=== Request ===
Check every line below for the word "this" and show those that hold it.

=== Dataset entries ===
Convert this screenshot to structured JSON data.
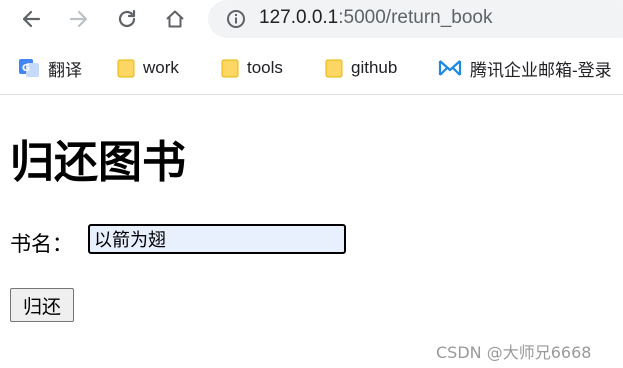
{
  "browser": {
    "url": {
      "host": "127.0.0.1",
      "rest": ":5000/return_book"
    },
    "bookmarks": [
      {
        "label": "翻译",
        "icon": "translate-icon"
      },
      {
        "label": "work",
        "icon": "folder-icon"
      },
      {
        "label": "tools",
        "icon": "folder-icon"
      },
      {
        "label": "github",
        "icon": "folder-icon"
      },
      {
        "label": "腾讯企业邮箱-登录",
        "icon": "tencent-mail-icon"
      }
    ]
  },
  "page": {
    "title": "归还图书",
    "form": {
      "book_label": "书名：",
      "book_value": "以箭为翅",
      "submit_label": "归还"
    }
  },
  "watermark": "CSDN @大师兄6668",
  "colors": {
    "folder": "#fdd663",
    "tencent_icon": "#1e88e5",
    "input_bg": "#e8f0fe"
  }
}
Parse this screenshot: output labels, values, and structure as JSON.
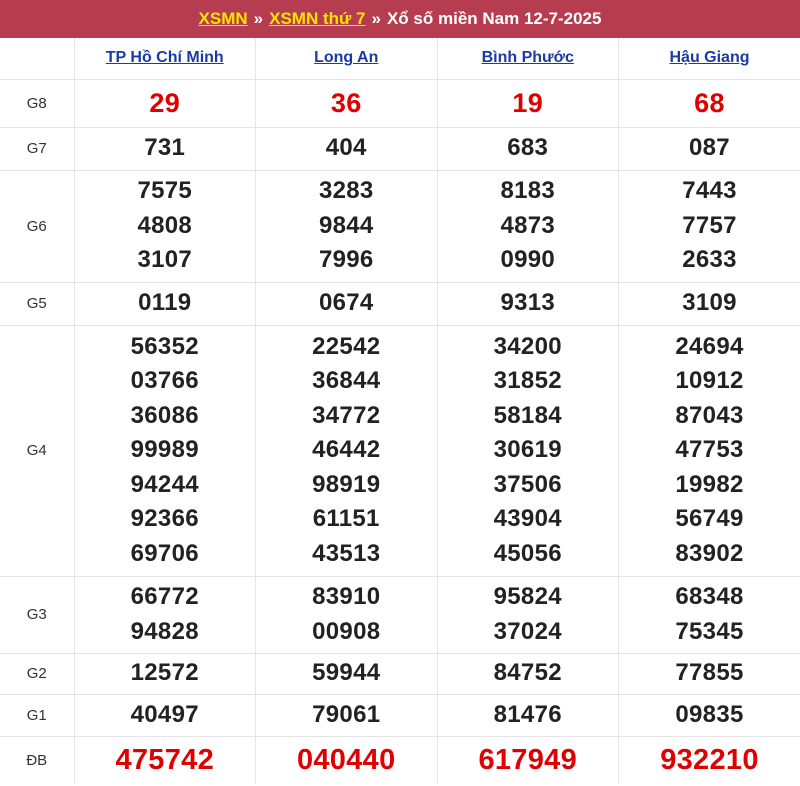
{
  "header": {
    "link1": "XSMN",
    "separator": "»",
    "link2": "XSMN thứ 7",
    "title": "Xổ số miền Nam 12-7-2025"
  },
  "provinces": [
    "TP Hồ Chí Minh",
    "Long An",
    "Bình Phước",
    "Hậu Giang"
  ],
  "prizes": [
    {
      "label": "G8",
      "results": [
        [
          "29"
        ],
        [
          "36"
        ],
        [
          "19"
        ],
        [
          "68"
        ]
      ]
    },
    {
      "label": "G7",
      "results": [
        [
          "731"
        ],
        [
          "404"
        ],
        [
          "683"
        ],
        [
          "087"
        ]
      ]
    },
    {
      "label": "G6",
      "results": [
        [
          "7575",
          "4808",
          "3107"
        ],
        [
          "3283",
          "9844",
          "7996"
        ],
        [
          "8183",
          "4873",
          "0990"
        ],
        [
          "7443",
          "7757",
          "2633"
        ]
      ]
    },
    {
      "label": "G5",
      "results": [
        [
          "0119"
        ],
        [
          "0674"
        ],
        [
          "9313"
        ],
        [
          "3109"
        ]
      ]
    },
    {
      "label": "G4",
      "results": [
        [
          "56352",
          "03766",
          "36086",
          "99989",
          "94244",
          "92366",
          "69706"
        ],
        [
          "22542",
          "36844",
          "34772",
          "46442",
          "98919",
          "61151",
          "43513"
        ],
        [
          "34200",
          "31852",
          "58184",
          "30619",
          "37506",
          "43904",
          "45056"
        ],
        [
          "24694",
          "10912",
          "87043",
          "47753",
          "19982",
          "56749",
          "83902"
        ]
      ]
    },
    {
      "label": "G3",
      "results": [
        [
          "66772",
          "94828"
        ],
        [
          "83910",
          "00908"
        ],
        [
          "95824",
          "37024"
        ],
        [
          "68348",
          "75345"
        ]
      ]
    },
    {
      "label": "G2",
      "results": [
        [
          "12572"
        ],
        [
          "59944"
        ],
        [
          "84752"
        ],
        [
          "77855"
        ]
      ]
    },
    {
      "label": "G1",
      "results": [
        [
          "40497"
        ],
        [
          "79061"
        ],
        [
          "81476"
        ],
        [
          "09835"
        ]
      ]
    },
    {
      "label": "ĐB",
      "results": [
        [
          "475742"
        ],
        [
          "040440"
        ],
        [
          "617949"
        ],
        [
          "932210"
        ]
      ]
    }
  ],
  "colors": {
    "header_bg": "#b63c4f",
    "header_link": "#ffe400",
    "special_red": "#e10000",
    "province_link": "#1a3aa8"
  }
}
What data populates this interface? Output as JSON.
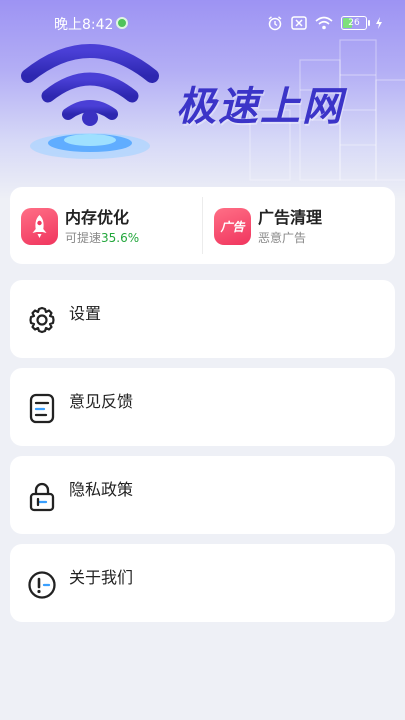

=== Answer to the exercise ===
Convert this screenshot to structured JSON data.
Parse this screenshot: output labels, values, and structure as JSON.
What data populates this interface? Output as JSON.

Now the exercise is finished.